■ **Goal of the exercise**:
Go through the data below and gather each line containing "following".

■ **Extracted entries**:
☆ ☆ ☆
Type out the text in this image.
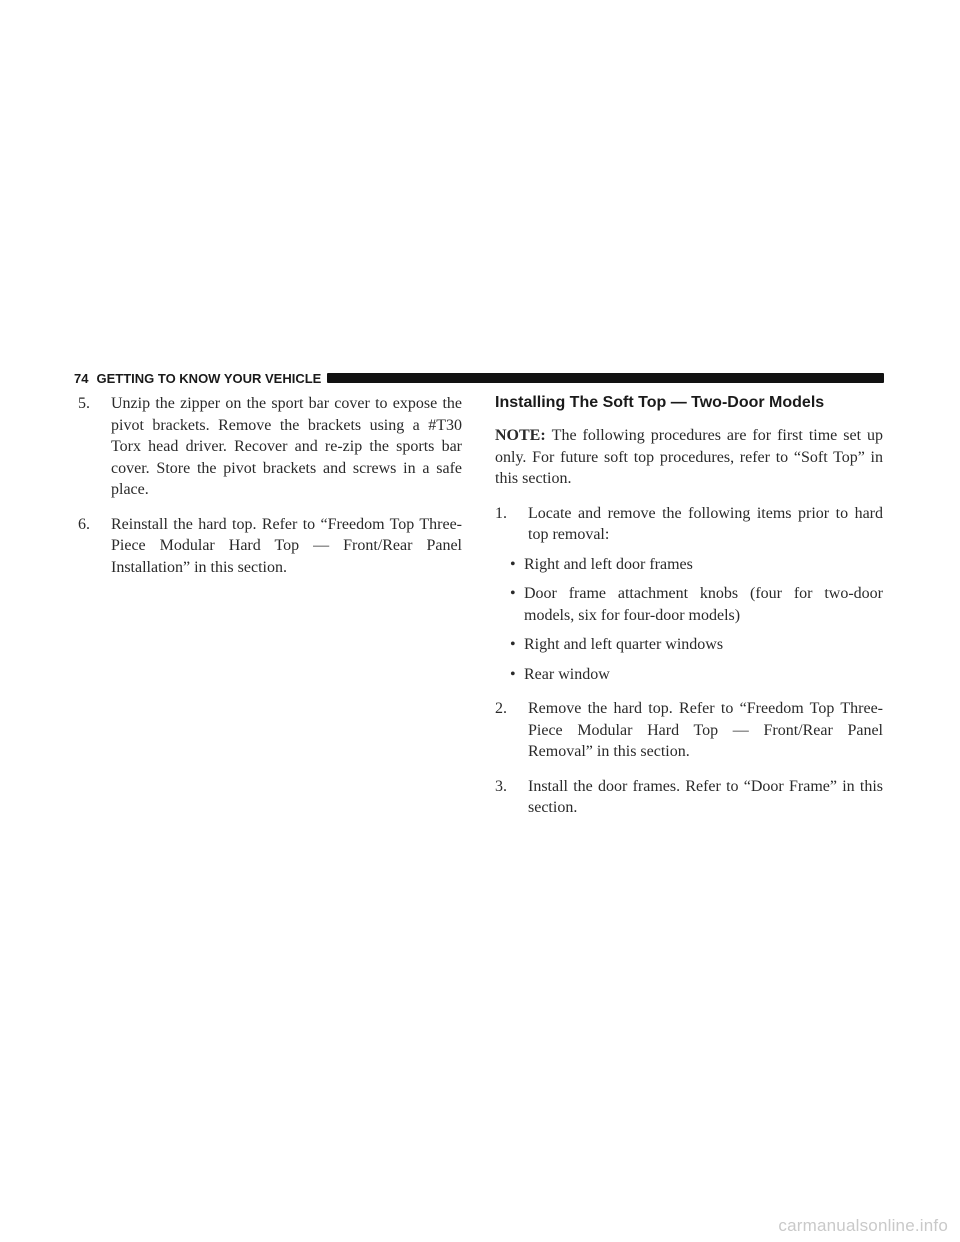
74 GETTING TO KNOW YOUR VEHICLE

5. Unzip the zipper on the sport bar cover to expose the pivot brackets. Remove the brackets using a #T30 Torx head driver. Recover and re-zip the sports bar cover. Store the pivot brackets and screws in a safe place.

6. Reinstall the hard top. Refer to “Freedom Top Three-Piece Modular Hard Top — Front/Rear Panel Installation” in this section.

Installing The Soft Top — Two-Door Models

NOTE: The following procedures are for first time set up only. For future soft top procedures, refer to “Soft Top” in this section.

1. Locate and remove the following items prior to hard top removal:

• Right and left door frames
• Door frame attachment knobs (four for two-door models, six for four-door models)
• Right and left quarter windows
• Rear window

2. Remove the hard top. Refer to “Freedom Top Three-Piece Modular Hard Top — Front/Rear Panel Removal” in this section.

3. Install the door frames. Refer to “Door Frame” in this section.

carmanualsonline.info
☆ ☆ ☆
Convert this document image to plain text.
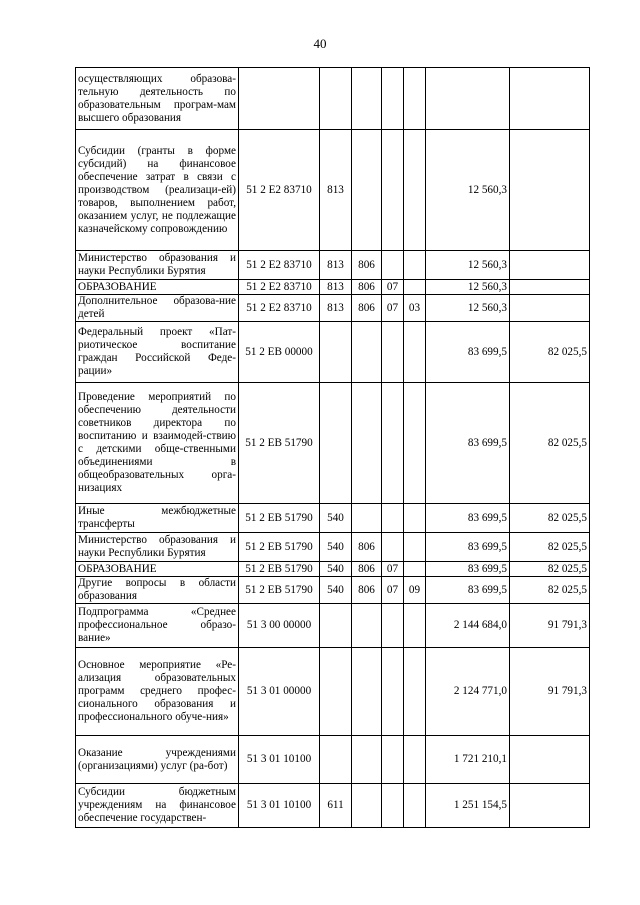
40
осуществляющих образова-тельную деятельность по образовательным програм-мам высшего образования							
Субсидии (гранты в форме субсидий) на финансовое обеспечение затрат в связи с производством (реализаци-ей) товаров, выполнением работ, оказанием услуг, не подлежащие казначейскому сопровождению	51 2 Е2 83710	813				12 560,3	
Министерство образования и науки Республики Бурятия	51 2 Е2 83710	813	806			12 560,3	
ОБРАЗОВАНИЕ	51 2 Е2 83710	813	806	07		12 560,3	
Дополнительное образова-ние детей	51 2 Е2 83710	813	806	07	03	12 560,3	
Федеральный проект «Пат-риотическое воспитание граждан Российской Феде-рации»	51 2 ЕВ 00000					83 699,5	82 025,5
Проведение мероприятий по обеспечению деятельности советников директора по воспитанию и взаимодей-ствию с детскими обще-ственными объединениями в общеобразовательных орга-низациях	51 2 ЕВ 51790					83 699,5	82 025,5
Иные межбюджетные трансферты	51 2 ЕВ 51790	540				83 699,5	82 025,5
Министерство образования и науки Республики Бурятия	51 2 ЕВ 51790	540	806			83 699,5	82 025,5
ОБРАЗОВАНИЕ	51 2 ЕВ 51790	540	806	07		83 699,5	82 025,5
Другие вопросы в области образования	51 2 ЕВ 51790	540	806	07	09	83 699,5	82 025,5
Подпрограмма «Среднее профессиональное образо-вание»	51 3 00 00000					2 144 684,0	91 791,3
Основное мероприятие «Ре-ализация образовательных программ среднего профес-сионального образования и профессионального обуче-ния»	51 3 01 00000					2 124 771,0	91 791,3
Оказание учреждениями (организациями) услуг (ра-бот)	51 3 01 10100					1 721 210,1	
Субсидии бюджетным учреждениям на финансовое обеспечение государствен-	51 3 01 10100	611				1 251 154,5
☆ ☆ ☆
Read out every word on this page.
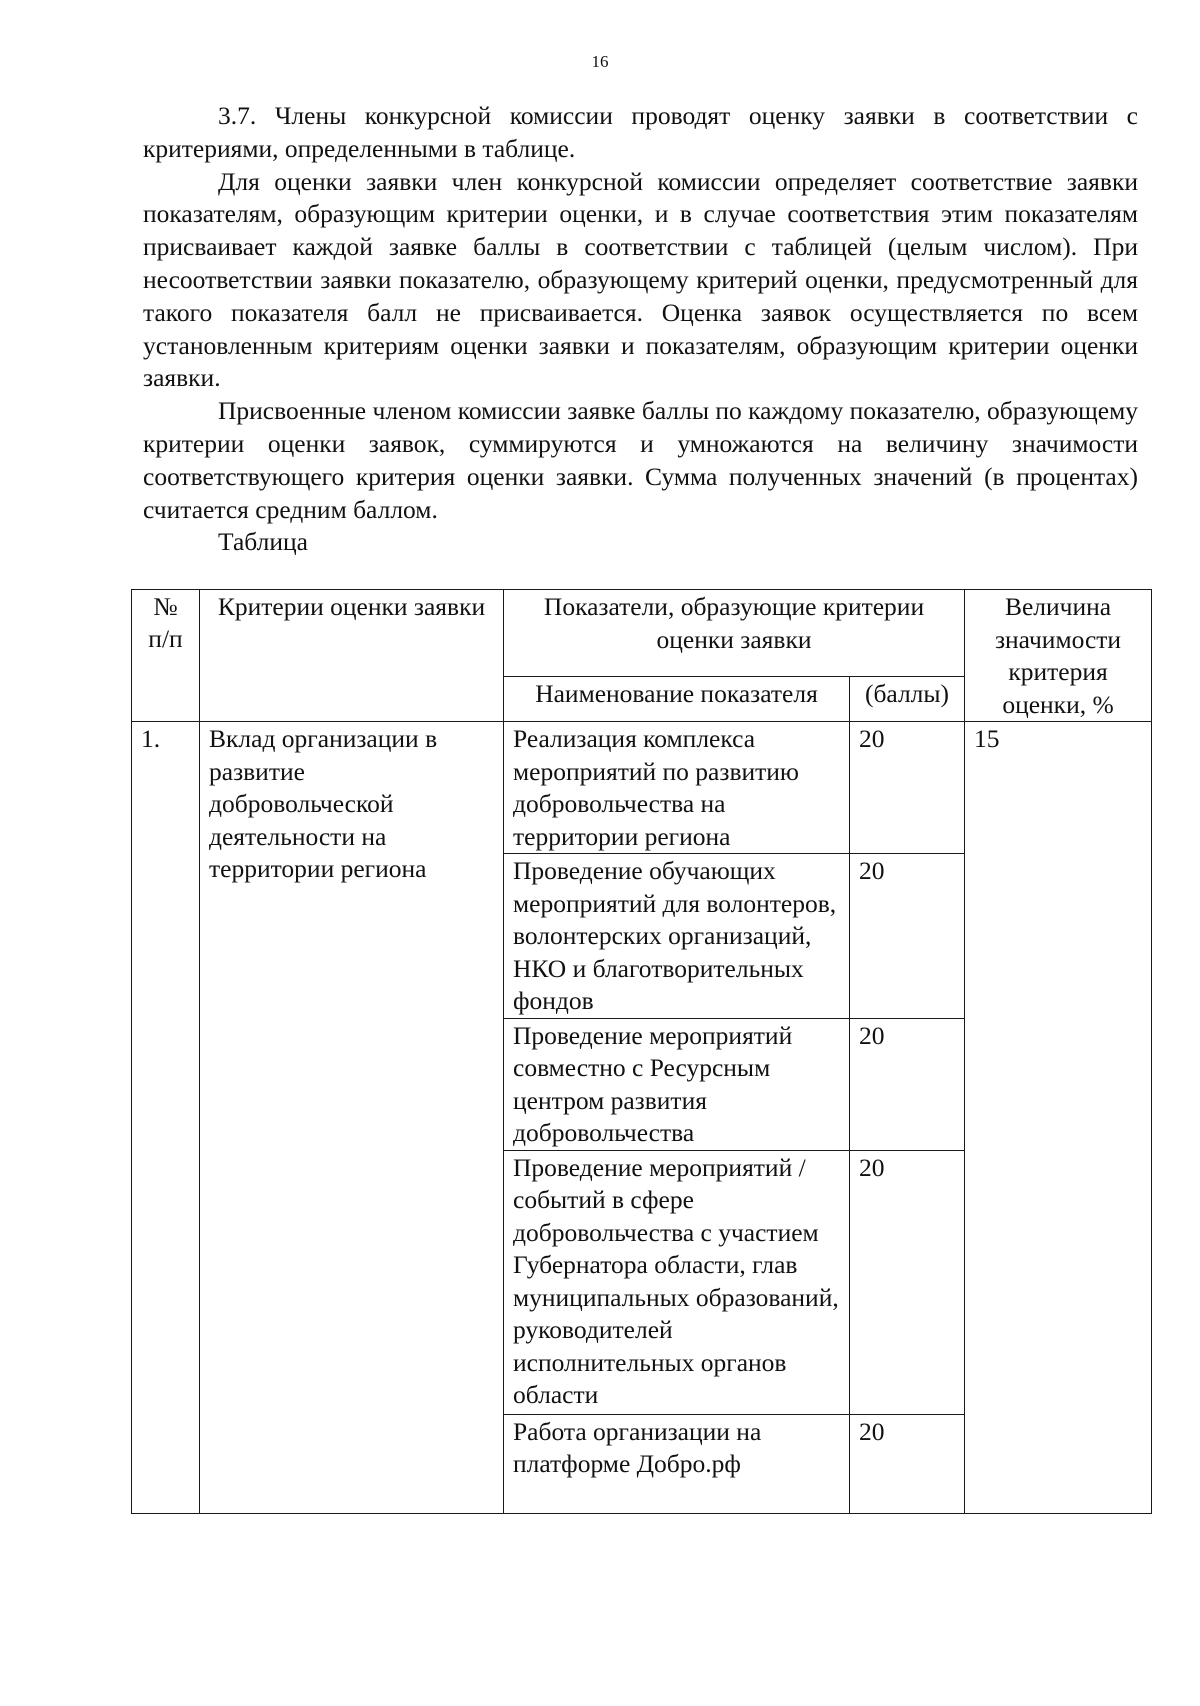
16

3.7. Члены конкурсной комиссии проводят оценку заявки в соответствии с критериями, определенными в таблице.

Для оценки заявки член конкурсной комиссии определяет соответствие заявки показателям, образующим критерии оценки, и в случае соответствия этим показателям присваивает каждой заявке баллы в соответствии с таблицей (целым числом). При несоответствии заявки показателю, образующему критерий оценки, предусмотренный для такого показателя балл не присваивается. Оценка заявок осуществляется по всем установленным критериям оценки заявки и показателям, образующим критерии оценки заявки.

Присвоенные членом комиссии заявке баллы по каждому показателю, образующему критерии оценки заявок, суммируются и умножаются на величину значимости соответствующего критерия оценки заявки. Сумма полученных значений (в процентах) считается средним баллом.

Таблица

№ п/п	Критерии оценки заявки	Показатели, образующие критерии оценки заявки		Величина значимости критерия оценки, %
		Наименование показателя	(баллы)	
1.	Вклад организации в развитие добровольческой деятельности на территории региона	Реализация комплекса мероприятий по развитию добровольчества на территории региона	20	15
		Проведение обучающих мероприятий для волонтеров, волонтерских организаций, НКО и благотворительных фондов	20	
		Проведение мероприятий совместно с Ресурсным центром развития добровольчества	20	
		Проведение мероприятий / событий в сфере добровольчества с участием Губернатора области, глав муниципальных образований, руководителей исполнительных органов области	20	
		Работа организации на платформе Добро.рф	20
☆ ☆ ☆
■ **Written solution**:
NOTE: The following procedures are for first time set up only. For future soft top procedures, refer to “Soft Top” in this section.
1. Locate and remove the following items prior to hard top removal:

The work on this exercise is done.